Structured figure records:

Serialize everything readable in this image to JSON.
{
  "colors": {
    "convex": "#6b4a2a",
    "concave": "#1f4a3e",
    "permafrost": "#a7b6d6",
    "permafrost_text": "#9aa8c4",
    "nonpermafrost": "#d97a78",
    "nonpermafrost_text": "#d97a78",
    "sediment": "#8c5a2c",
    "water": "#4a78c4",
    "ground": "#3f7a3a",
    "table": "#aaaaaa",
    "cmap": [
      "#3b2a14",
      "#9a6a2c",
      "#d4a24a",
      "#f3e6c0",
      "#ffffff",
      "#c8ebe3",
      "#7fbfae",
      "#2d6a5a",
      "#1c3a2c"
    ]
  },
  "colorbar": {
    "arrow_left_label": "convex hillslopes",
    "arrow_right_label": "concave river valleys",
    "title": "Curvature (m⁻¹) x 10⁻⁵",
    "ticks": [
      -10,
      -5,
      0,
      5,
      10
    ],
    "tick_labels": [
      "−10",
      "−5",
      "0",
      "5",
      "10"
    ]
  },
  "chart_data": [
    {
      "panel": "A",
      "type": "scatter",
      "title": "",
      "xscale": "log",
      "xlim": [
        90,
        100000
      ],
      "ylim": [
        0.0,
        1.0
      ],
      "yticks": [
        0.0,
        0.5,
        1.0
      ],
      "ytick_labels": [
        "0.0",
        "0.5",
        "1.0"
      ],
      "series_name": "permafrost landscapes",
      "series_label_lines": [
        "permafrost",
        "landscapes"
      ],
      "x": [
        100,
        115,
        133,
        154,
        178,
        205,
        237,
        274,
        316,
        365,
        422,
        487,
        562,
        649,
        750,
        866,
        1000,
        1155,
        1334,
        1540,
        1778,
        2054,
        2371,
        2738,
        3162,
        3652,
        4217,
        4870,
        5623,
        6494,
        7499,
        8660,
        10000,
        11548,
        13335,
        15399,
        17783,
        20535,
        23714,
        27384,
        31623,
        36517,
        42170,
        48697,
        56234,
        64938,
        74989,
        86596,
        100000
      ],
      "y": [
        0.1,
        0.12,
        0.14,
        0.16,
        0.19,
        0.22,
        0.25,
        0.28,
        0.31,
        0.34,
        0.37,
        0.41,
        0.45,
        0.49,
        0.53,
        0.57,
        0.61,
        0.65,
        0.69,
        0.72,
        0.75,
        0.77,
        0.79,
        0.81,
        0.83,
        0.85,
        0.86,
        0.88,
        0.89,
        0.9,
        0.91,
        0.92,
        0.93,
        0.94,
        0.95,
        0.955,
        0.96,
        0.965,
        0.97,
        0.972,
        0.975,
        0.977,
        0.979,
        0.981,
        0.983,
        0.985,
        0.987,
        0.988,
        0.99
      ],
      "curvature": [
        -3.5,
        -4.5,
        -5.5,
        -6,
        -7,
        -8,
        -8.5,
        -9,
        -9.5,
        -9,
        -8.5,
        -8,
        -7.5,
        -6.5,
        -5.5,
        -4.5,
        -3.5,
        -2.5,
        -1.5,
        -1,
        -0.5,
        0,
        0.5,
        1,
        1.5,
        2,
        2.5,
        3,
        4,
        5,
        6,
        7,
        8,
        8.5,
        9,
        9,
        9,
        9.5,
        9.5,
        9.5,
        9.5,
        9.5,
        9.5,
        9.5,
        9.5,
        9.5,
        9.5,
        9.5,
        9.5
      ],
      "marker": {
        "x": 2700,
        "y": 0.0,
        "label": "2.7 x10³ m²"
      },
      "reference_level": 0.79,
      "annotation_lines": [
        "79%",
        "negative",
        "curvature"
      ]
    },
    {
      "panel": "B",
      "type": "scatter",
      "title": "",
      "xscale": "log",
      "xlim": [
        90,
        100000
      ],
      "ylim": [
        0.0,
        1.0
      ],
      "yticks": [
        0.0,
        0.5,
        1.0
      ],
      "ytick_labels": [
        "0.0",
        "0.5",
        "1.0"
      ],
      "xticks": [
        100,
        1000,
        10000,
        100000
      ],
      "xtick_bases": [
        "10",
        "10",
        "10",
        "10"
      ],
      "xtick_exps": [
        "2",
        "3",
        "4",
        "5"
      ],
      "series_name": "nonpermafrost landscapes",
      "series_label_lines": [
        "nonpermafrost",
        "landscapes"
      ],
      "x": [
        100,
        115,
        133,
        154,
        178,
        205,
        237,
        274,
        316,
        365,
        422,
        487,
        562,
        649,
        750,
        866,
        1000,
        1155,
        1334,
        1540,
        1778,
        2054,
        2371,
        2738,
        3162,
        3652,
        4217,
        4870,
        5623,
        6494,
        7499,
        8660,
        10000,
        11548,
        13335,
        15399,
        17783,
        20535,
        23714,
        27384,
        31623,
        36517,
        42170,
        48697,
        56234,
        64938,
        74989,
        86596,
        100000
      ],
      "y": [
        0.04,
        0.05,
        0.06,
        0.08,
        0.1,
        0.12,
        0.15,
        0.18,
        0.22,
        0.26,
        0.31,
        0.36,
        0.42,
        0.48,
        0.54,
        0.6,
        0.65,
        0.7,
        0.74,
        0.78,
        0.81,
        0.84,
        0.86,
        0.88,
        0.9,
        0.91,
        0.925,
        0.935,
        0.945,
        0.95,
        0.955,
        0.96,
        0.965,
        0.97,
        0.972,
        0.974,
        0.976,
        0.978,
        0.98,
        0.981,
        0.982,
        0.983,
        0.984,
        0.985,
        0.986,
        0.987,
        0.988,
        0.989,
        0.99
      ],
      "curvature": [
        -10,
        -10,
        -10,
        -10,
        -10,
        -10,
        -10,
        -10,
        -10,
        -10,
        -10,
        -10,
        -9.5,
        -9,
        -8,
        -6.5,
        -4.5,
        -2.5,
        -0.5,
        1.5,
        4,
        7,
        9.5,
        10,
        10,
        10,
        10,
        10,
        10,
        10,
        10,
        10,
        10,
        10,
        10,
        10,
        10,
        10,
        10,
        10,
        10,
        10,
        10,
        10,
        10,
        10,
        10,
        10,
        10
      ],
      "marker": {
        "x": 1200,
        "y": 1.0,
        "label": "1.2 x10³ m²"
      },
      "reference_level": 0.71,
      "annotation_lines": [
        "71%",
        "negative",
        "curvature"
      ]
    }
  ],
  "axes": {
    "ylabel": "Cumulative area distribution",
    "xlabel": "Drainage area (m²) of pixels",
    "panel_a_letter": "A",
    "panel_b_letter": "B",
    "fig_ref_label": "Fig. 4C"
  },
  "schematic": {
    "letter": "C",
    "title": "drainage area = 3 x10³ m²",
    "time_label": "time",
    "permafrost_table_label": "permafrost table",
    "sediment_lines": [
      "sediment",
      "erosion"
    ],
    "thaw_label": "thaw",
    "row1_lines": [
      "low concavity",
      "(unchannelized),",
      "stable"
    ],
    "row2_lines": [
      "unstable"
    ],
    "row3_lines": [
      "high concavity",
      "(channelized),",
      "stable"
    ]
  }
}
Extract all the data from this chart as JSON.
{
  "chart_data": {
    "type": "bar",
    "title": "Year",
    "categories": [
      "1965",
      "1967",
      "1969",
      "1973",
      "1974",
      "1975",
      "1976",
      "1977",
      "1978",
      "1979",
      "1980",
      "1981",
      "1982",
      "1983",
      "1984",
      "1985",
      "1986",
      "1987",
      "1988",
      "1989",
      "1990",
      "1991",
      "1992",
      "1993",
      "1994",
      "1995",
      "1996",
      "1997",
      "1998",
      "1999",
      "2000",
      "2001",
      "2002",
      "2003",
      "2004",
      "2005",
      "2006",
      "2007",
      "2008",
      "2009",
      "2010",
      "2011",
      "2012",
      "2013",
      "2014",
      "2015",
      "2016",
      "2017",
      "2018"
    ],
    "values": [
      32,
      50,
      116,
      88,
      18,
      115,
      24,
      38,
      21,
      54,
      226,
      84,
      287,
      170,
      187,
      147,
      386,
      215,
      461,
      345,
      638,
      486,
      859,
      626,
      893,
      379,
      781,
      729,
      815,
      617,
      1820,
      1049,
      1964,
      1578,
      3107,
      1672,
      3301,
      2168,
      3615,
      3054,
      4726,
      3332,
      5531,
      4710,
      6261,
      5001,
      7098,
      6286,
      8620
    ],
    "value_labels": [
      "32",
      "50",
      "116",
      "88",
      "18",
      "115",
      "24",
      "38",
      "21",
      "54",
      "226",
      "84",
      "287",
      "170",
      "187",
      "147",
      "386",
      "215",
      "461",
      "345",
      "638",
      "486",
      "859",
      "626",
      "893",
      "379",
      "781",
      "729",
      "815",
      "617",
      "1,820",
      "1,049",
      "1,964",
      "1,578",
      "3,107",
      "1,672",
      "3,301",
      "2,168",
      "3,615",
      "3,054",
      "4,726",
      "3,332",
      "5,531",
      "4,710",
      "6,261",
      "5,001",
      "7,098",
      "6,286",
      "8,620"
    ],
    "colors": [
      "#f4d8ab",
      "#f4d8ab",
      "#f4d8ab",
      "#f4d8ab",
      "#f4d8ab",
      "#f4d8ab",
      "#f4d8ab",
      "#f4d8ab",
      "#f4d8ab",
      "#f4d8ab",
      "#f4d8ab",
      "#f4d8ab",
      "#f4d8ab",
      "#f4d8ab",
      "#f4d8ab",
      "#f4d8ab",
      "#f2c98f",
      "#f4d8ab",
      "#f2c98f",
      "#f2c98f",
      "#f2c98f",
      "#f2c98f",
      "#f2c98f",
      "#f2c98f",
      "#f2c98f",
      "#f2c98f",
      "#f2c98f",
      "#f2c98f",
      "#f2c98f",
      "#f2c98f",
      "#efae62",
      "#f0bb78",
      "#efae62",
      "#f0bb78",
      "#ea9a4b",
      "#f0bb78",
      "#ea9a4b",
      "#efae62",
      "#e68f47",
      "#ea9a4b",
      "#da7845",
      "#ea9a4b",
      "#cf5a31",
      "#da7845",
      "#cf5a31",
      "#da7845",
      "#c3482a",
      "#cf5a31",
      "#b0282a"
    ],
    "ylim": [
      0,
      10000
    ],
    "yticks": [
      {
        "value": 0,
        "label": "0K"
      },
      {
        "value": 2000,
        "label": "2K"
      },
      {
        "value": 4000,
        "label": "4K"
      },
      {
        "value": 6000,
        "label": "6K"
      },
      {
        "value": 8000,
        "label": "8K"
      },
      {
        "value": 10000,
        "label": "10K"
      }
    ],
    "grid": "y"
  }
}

### TASK GOAL
State the count of lines above containing the string "area", and add nothing to it.

### RESPONSE TO THIS EXERCISE
3